— begin —

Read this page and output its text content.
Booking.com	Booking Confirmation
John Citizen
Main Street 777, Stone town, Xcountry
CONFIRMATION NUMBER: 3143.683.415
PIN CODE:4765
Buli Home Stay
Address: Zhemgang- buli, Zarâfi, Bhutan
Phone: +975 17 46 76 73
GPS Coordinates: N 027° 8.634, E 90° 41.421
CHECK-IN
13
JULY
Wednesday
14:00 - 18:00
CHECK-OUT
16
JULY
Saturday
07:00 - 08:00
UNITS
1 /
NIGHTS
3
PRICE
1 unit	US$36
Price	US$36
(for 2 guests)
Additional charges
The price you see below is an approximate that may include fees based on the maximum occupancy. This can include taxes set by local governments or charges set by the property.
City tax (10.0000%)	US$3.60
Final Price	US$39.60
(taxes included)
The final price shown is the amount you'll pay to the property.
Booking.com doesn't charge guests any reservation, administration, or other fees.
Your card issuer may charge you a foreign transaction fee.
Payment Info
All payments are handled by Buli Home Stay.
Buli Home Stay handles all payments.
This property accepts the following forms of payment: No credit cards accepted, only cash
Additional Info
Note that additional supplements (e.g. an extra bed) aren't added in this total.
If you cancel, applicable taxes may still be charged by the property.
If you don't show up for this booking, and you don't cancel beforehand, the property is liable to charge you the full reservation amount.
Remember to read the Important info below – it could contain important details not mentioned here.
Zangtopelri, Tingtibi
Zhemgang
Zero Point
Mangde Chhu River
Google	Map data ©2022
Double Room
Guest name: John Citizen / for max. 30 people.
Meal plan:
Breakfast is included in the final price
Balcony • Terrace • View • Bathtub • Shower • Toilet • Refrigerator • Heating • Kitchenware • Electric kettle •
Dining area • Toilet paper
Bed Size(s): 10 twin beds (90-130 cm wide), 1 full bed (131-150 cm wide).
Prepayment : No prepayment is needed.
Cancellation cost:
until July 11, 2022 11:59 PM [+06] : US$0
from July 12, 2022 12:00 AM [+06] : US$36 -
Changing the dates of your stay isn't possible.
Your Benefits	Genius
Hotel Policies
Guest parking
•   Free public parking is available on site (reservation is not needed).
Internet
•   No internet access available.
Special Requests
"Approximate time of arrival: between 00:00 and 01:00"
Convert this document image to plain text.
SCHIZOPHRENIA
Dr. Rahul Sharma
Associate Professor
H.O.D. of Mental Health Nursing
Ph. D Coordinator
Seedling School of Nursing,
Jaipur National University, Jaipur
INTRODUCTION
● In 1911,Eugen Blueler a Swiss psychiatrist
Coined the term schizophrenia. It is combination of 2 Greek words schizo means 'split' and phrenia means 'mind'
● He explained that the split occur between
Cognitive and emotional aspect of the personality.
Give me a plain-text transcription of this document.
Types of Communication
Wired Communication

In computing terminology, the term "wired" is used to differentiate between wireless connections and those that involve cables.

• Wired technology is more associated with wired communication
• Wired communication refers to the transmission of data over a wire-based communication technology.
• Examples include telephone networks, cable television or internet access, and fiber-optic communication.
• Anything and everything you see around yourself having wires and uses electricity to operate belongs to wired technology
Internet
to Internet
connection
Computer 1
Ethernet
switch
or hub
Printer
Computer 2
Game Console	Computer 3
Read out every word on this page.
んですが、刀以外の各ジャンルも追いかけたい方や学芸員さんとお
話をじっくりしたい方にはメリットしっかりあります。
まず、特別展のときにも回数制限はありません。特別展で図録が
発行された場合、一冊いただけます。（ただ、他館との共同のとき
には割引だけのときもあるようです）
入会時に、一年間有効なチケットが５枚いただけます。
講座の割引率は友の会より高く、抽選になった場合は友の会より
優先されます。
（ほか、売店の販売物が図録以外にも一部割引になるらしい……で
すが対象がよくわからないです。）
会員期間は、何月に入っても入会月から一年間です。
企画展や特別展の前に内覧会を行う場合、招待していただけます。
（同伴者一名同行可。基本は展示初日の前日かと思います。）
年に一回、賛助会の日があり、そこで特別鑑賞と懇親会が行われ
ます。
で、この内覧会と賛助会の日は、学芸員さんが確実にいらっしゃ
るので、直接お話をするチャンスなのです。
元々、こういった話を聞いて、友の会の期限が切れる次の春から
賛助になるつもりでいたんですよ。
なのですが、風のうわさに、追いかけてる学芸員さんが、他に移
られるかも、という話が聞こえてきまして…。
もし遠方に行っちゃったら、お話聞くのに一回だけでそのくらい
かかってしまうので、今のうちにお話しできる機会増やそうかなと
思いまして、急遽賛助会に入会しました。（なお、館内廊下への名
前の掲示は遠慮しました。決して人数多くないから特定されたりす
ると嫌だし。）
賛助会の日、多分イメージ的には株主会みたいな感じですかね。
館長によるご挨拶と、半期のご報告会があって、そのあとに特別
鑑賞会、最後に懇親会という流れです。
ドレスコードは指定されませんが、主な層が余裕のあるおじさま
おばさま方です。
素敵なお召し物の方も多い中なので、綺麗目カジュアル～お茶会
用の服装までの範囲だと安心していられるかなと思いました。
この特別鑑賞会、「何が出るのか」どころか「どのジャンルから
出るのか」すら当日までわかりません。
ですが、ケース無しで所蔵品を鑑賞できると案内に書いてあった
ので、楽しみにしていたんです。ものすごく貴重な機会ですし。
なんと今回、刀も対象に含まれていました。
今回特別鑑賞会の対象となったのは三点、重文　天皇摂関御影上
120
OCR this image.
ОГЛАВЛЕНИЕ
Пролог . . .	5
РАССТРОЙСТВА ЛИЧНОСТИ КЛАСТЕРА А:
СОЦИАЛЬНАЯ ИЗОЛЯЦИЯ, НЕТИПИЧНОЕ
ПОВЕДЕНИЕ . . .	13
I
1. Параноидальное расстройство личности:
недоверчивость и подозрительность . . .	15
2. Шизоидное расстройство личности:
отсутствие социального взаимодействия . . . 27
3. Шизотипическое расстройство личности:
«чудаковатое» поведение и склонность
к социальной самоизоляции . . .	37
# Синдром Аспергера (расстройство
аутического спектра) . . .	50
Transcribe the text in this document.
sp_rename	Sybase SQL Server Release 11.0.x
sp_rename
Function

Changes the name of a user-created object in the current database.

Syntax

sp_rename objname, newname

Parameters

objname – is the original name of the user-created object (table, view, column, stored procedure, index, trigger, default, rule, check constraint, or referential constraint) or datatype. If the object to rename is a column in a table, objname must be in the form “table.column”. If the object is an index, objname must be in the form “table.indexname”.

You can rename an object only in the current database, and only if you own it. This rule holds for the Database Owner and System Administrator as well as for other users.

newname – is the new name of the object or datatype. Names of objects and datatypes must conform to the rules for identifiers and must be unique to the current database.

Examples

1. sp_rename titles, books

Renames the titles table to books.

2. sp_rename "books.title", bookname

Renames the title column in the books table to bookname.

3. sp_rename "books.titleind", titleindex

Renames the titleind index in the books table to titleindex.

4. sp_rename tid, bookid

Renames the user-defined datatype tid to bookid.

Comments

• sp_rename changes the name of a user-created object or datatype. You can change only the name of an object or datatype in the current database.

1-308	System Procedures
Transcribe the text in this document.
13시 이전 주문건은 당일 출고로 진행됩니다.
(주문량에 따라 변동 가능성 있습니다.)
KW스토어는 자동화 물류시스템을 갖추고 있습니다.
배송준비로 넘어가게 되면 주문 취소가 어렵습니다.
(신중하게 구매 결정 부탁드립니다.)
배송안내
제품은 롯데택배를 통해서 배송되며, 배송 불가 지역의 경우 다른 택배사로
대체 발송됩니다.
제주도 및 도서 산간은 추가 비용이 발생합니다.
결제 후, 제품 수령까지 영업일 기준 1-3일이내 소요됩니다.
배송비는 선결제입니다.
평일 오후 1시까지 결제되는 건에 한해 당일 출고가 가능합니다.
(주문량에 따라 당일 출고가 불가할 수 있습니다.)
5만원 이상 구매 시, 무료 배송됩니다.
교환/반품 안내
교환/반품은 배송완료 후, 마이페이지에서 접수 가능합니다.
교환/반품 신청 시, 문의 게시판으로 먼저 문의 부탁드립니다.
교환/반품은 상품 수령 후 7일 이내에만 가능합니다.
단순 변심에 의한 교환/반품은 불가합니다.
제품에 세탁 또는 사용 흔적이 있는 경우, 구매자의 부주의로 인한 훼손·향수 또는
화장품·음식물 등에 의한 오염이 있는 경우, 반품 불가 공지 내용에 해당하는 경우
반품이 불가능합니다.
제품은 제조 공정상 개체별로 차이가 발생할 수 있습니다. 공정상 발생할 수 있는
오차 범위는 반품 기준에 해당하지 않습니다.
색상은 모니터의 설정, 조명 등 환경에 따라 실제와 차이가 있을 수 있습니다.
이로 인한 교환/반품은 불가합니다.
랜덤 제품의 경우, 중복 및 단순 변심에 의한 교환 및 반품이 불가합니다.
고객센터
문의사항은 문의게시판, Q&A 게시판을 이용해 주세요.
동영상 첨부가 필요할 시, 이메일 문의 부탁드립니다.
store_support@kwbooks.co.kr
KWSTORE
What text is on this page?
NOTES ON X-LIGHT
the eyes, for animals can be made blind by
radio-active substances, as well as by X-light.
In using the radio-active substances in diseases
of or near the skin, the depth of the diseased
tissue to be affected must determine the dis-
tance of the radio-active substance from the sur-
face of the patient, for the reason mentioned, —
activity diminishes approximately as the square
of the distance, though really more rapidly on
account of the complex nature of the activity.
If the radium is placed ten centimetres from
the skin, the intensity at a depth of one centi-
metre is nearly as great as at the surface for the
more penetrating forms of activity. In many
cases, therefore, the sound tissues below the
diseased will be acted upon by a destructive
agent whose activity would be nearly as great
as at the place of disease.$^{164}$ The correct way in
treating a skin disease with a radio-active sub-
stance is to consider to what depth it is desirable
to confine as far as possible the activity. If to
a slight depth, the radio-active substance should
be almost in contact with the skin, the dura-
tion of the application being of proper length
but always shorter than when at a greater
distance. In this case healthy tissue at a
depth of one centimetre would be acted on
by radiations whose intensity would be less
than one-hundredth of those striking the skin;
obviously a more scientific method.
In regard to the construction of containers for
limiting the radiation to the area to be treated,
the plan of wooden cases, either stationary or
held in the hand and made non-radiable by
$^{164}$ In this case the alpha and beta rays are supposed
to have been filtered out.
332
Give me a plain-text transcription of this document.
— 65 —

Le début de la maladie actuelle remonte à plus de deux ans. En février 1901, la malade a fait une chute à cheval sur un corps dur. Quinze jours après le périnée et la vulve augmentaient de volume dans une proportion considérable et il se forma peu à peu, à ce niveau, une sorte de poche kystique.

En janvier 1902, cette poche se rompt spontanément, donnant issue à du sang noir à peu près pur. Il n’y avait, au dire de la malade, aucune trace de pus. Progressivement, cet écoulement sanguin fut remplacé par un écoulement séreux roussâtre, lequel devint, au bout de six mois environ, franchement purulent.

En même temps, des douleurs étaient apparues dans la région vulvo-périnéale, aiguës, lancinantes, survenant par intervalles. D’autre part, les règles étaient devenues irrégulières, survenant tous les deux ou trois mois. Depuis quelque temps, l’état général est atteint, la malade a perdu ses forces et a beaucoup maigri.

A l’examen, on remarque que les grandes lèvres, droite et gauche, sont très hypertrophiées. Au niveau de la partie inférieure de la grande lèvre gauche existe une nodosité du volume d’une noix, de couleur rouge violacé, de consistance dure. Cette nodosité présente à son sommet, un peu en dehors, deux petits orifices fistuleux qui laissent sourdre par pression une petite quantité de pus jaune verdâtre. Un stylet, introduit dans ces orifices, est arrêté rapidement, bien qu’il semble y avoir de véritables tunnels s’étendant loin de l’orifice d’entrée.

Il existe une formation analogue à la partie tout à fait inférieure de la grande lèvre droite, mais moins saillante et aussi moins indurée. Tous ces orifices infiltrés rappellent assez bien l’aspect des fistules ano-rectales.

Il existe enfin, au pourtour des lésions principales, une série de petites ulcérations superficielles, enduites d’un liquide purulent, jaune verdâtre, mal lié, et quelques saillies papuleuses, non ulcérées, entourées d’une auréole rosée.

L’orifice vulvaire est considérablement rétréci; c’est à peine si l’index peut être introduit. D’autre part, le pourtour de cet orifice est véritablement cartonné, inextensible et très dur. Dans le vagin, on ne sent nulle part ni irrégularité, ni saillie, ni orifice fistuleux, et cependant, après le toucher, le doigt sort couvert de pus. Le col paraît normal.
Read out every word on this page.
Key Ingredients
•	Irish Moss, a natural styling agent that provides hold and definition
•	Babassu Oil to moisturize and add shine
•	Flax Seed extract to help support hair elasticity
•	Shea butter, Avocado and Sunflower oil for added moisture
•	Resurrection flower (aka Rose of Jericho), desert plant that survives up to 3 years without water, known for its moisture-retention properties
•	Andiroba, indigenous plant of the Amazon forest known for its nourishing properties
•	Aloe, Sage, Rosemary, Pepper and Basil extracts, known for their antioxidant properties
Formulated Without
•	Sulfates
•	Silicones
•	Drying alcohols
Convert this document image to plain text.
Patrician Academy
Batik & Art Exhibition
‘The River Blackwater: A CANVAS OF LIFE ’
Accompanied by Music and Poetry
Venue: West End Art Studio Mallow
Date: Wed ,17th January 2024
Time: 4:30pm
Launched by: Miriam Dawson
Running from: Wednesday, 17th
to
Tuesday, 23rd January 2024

— end —

=== EXERCISE AIM ===
Pick out and copy the lines of the entries that hold the string "Citizen".

=== OUTPUT OF THE EXERCISE ===
John Citizen
Guest name: John Citizen / for max. 30 people.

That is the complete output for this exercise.